### Exercise task
Turn every line of the items below into a numbered list, leaving out any blank lines.

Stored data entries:
==*==

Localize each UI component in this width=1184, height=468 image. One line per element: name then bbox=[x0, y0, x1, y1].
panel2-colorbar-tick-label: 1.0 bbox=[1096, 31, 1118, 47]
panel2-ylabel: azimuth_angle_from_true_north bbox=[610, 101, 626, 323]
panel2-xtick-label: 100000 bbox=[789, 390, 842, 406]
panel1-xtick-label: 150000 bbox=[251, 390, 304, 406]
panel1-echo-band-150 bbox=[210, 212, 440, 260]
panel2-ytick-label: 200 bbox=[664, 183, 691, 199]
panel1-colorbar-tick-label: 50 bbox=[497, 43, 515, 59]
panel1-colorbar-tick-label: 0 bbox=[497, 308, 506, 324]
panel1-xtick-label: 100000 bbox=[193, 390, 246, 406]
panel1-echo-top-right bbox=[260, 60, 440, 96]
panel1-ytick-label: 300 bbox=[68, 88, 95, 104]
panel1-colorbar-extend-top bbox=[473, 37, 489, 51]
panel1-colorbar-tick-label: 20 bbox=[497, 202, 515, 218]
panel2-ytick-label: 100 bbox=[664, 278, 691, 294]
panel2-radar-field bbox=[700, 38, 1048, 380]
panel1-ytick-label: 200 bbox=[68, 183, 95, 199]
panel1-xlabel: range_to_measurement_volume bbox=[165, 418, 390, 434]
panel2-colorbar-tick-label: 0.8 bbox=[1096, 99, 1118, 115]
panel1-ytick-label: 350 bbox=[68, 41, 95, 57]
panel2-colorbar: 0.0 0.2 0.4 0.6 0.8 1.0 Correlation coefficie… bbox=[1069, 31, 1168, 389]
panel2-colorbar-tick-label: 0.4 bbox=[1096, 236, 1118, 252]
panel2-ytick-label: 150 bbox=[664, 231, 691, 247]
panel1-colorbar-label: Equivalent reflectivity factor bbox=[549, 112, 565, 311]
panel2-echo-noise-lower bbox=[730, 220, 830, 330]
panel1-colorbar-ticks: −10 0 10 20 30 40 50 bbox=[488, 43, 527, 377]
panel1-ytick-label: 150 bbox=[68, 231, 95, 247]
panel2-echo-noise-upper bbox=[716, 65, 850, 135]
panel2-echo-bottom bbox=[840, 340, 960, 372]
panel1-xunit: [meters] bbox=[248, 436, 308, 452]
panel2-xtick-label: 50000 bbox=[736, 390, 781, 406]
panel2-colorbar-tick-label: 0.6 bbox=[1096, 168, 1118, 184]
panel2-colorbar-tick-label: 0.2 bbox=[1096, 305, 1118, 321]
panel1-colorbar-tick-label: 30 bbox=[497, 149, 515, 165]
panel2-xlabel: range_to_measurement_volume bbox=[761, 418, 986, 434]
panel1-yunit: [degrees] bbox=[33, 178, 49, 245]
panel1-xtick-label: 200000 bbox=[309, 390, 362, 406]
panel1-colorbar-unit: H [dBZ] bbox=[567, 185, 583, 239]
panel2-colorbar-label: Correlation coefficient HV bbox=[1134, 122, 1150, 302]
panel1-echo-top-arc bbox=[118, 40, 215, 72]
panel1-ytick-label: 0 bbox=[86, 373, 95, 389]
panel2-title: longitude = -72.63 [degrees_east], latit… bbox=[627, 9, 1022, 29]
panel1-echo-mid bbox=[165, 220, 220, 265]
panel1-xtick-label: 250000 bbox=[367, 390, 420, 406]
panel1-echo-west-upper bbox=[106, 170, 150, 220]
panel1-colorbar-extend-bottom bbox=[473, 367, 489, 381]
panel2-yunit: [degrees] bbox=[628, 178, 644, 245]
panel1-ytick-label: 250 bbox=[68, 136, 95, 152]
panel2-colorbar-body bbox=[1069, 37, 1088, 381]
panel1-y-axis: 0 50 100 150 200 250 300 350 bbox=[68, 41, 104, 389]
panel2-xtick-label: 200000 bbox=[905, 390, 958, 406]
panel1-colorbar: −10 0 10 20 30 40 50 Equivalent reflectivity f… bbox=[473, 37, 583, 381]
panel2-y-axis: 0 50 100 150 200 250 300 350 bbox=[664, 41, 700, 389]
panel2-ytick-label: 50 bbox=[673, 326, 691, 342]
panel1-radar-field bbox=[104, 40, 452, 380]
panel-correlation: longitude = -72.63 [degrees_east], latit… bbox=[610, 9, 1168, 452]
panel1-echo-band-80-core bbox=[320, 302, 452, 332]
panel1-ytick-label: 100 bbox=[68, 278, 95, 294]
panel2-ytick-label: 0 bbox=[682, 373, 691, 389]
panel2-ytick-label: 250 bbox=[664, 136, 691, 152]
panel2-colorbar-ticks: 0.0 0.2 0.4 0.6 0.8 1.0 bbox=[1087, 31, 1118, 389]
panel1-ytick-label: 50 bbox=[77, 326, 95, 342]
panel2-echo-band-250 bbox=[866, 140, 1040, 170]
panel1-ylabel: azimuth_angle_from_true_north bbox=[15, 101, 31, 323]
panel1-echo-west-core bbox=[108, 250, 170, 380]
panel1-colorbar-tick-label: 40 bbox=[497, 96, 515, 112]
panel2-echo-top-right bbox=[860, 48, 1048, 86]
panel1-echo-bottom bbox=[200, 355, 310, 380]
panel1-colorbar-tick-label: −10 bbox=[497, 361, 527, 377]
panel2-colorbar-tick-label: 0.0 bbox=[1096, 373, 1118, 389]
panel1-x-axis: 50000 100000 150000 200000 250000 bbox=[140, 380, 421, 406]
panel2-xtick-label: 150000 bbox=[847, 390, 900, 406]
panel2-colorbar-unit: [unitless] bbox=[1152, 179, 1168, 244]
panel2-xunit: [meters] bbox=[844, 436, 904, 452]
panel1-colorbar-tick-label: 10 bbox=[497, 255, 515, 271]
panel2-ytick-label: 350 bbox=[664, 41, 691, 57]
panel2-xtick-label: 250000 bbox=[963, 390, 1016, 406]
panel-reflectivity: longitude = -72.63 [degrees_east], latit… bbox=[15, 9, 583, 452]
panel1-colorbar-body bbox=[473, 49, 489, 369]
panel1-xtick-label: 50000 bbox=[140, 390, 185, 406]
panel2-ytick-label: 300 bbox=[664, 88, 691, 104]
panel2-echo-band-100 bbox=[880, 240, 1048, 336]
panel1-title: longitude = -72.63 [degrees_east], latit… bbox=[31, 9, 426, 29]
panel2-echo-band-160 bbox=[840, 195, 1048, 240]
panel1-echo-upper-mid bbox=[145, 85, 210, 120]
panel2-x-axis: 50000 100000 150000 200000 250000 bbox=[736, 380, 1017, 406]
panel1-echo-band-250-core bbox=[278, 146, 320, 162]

==*==

### Written response
1. Localize each UI component in this width=1184, height=468 image. One line per element: name then bbox=[x0, y0, x1, y1].
2. panel2-colorbar-tick-label: 1.0 bbox=[1096, 31, 1118, 47]
3. panel2-ylabel: azimuth_angle_from_true_north bbox=[610, 101, 626, 323]
4. panel2-xtick-label: 100000 bbox=[789, 390, 842, 406]
5. panel1-xtick-label: 150000 bbox=[251, 390, 304, 406]
6. panel1-echo-band-150 bbox=[210, 212, 440, 260]
7. panel2-ytick-label: 200 bbox=[664, 183, 691, 199]
8. panel1-colorbar-tick-label: 50 bbox=[497, 43, 515, 59]
9. panel1-colorbar-tick-label: 0 bbox=[497, 308, 506, 324]
10. panel1-xtick-label: 100000 bbox=[193, 390, 246, 406]
11. panel1-echo-top-right bbox=[260, 60, 440, 96]
12. panel1-ytick-label: 300 bbox=[68, 88, 95, 104]
13. panel1-colorbar-extend-top bbox=[473, 37, 489, 51]
14. panel1-colorbar-tick-label: 20 bbox=[497, 202, 515, 218]
15. panel2-ytick-label: 100 bbox=[664, 278, 691, 294]
16. panel2-radar-field bbox=[700, 38, 1048, 380]
17. panel1-ytick-label: 200 bbox=[68, 183, 95, 199]
18. panel1-xlabel: range_to_measurement_volume bbox=[165, 418, 390, 434]
19. panel2-colorbar-tick-label: 0.8 bbox=[1096, 99, 1118, 115]
20. panel1-ytick-label: 350 bbox=[68, 41, 95, 57]
21. panel2-colorbar: 0.0 0.2 0.4 0.6 0.8 1.0 Correlation coefficie… bbox=[1069, 31, 1168, 389]
22. panel2-colorbar-tick-label: 0.4 bbox=[1096, 236, 1118, 252]
23. panel2-ytick-label: 150 bbox=[664, 231, 691, 247]
24. panel1-colorbar-label: Equivalent reflectivity factor bbox=[549, 112, 565, 311]
25. panel2-echo-noise-lower bbox=[730, 220, 830, 330]
26. panel1-colorbar-ticks: −10 0 10 20 30 40 50 bbox=[488, 43, 527, 377]
27. panel1-ytick-label: 150 bbox=[68, 231, 95, 247]
28. panel2-echo-noise-upper bbox=[716, 65, 850, 135]
29. panel2-echo-bottom bbox=[840, 340, 960, 372]
30. panel1-xunit: [meters] bbox=[248, 436, 308, 452]
31. panel2-xtick-label: 50000 bbox=[736, 390, 781, 406]
32. panel2-colorbar-tick-label: 0.6 bbox=[1096, 168, 1118, 184]
33. panel2-colorbar-tick-label: 0.2 bbox=[1096, 305, 1118, 321]
34. panel1-colorbar-tick-label: 30 bbox=[497, 149, 515, 165]
35. panel2-xlabel: range_to_measurement_volume bbox=[761, 418, 986, 434]
36. panel1-yunit: [degrees] bbox=[33, 178, 49, 245]
37. panel1-xtick-label: 200000 bbox=[309, 390, 362, 406]
38. panel1-colorbar-unit: H [dBZ] bbox=[567, 185, 583, 239]
39. panel2-colorbar-label: Correlation coefficient HV bbox=[1134, 122, 1150, 302]
40. panel1-echo-top-arc bbox=[118, 40, 215, 72]
41. panel1-ytick-label: 0 bbox=[86, 373, 95, 389]
42. panel2-title: longitude = -72.63 [degrees_east], latit… bbox=[627, 9, 1022, 29]
43. panel1-echo-mid bbox=[165, 220, 220, 265]
44. panel1-xtick-label: 250000 bbox=[367, 390, 420, 406]
45. panel1-echo-west-upper bbox=[106, 170, 150, 220]
46. panel1-colorbar-extend-bottom bbox=[473, 367, 489, 381]
47. panel2-yunit: [degrees] bbox=[628, 178, 644, 245]
48. panel1-ytick-label: 250 bbox=[68, 136, 95, 152]
49. panel2-colorbar-body bbox=[1069, 37, 1088, 381]
50. panel1-y-axis: 0 50 100 150 200 250 300 350 bbox=[68, 41, 104, 389]
51. panel2-xtick-label: 200000 bbox=[905, 390, 958, 406]
52. panel1-colorbar: −10 0 10 20 30 40 50 Equivalent reflectivity f… bbox=[473, 37, 583, 381]
53. panel2-y-axis: 0 50 100 150 200 250 300 350 bbox=[664, 41, 700, 389]
54. panel2-ytick-label: 50 bbox=[673, 326, 691, 342]
55. panel1-radar-field bbox=[104, 40, 452, 380]
56. panel-correlation: longitude = -72.63 [degrees_east], latit… bbox=[610, 9, 1168, 452]
57. panel1-echo-band-80-core bbox=[320, 302, 452, 332]
58. panel1-ytick-label: 100 bbox=[68, 278, 95, 294]
59. panel2-ytick-label: 0 bbox=[682, 373, 691, 389]
60. panel2-ytick-label: 250 bbox=[664, 136, 691, 152]
61. panel2-colorbar-ticks: 0.0 0.2 0.4 0.6 0.8 1.0 bbox=[1087, 31, 1118, 389]
62. panel1-ytick-label: 50 bbox=[77, 326, 95, 342]
63. panel2-echo-band-250 bbox=[866, 140, 1040, 170]
64. panel1-ylabel: azimuth_angle_from_true_north bbox=[15, 101, 31, 323]
65. panel1-echo-west-core bbox=[108, 250, 170, 380]
66. panel1-colorbar-tick-label: 40 bbox=[497, 96, 515, 112]
67. panel2-echo-top-right bbox=[860, 48, 1048, 86]
68. panel1-echo-bottom bbox=[200, 355, 310, 380]
69. panel1-colorbar-tick-label: −10 bbox=[497, 361, 527, 377]
70. panel2-colorbar-tick-label: 0.0 bbox=[1096, 373, 1118, 389]
71. panel1-x-axis: 50000 100000 150000 200000 250000 bbox=[140, 380, 421, 406]
72. panel2-xtick-label: 150000 bbox=[847, 390, 900, 406]
73. panel2-colorbar-unit: [unitless] bbox=[1152, 179, 1168, 244]
74. panel2-xunit: [meters] bbox=[844, 436, 904, 452]
75. panel1-colorbar-tick-label: 10 bbox=[497, 255, 515, 271]
76. panel2-ytick-label: 350 bbox=[664, 41, 691, 57]
77. panel2-xtick-label: 250000 bbox=[963, 390, 1016, 406]
78. panel-reflectivity: longitude = -72.63 [degrees_east], latit… bbox=[15, 9, 583, 452]
79. panel1-colorbar-body bbox=[473, 49, 489, 369]
80. panel1-xtick-label: 50000 bbox=[140, 390, 185, 406]
81. panel2-ytick-label: 300 bbox=[664, 88, 691, 104]
82. panel2-echo-band-100 bbox=[880, 240, 1048, 336]
83. panel1-title: longitude = -72.63 [degrees_east], latit… bbox=[31, 9, 426, 29]
84. panel2-echo-band-160 bbox=[840, 195, 1048, 240]
85. panel1-echo-upper-mid bbox=[145, 85, 210, 120]
86. panel2-x-axis: 50000 100000 150000 200000 250000 bbox=[736, 380, 1017, 406]
87. panel1-echo-band-250-core bbox=[278, 146, 320, 162]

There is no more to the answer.